-- WRITTEN INSTRUCTION --
Output every entry exactly as written.
** BEGIN PROVIDED DATA **
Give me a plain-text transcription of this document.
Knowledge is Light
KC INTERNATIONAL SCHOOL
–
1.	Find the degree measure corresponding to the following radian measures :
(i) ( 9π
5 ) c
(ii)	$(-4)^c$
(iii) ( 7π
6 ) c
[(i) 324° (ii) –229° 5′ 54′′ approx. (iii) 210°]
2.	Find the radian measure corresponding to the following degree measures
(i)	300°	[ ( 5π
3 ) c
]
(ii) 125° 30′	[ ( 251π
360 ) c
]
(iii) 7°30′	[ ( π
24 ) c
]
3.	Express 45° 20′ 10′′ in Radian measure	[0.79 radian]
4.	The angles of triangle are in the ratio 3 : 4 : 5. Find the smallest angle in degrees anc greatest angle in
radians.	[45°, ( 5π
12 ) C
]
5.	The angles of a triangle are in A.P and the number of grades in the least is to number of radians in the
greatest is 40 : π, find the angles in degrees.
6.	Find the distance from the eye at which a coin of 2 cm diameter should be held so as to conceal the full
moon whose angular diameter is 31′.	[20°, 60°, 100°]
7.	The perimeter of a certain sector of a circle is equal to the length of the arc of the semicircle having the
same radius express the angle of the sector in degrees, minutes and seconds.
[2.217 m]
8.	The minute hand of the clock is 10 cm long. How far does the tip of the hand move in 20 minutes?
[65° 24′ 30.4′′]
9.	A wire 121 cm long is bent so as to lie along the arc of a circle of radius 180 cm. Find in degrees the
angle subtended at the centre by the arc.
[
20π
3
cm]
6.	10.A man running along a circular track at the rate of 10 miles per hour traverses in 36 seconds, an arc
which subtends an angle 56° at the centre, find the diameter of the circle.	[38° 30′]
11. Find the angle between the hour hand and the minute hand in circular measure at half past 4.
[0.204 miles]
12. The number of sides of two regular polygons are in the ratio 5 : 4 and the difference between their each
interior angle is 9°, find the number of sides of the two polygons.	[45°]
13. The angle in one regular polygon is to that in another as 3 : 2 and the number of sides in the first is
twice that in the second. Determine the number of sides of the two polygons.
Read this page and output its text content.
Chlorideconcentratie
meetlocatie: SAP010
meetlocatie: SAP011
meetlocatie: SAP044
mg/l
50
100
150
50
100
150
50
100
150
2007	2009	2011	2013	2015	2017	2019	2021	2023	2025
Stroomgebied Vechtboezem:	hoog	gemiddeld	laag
** END PROVIDED DATA **
-- WORKED SOLUTION --
Give me a plain-text transcription of this document.
Knowledge is Light
KC INTERNATIONAL SCHOOL
–
1.	Find the degree measure corresponding to the following radian measures :
(i) ( 9π
5 ) c
(ii)	$(-4)^c$
(iii) ( 7π
6 ) c
[(i) 324° (ii) –229° 5′ 54′′ approx. (iii) 210°]
2.	Find the radian measure corresponding to the following degree measures
(i)	300°	[ ( 5π
3 ) c
]
(ii) 125° 30′	[ ( 251π
360 ) c
]
(iii) 7°30′	[ ( π
24 ) c
]
3.	Express 45° 20′ 10′′ in Radian measure	[0.79 radian]
4.	The angles of triangle are in the ratio 3 : 4 : 5. Find the smallest angle in degrees anc greatest angle in
radians.	[45°, ( 5π
12 ) C
]
5.	The angles of a triangle are in A.P and the number of grades in the least is to number of radians in the
greatest is 40 : π, find the angles in degrees.
6.	Find the distance from the eye at which a coin of 2 cm diameter should be held so as to conceal the full
moon whose angular diameter is 31′.	[20°, 60°, 100°]
7.	The perimeter of a certain sector of a circle is equal to the length of the arc of the semicircle having the
same radius express the angle of the sector in degrees, minutes and seconds.
[2.217 m]
8.	The minute hand of the clock is 10 cm long. How far does the tip of the hand move in 20 minutes?
[65° 24′ 30.4′′]
9.	A wire 121 cm long is bent so as to lie along the arc of a circle of radius 180 cm. Find in degrees the
angle subtended at the centre by the arc.
[
20π
3
cm]
6.	10.A man running along a circular track at the rate of 10 miles per hour traverses in 36 seconds, an arc
which subtends an angle 56° at the centre, find the diameter of the circle.	[38° 30′]
11. Find the angle between the hour hand and the minute hand in circular measure at half past 4.
[0.204 miles]
12. The number of sides of two regular polygons are in the ratio 5 : 4 and the difference between their each
interior angle is 9°, find the number of sides of the two polygons.	[45°]
13. The angle in one regular polygon is to that in another as 3 : 2 and the number of sides in the first is
twice that in the second. Determine the number of sides of the two polygons.
Read this page and output its text content.
Chlorideconcentratie
meetlocatie: SAP010
meetlocatie: SAP011
meetlocatie: SAP044
mg/l
50
100
150
50
100
150
50
100
150
2007	2009	2011	2013	2015	2017	2019	2021	2023	2025
Stroomgebied Vechtboezem:	hoog	gemiddeld	laag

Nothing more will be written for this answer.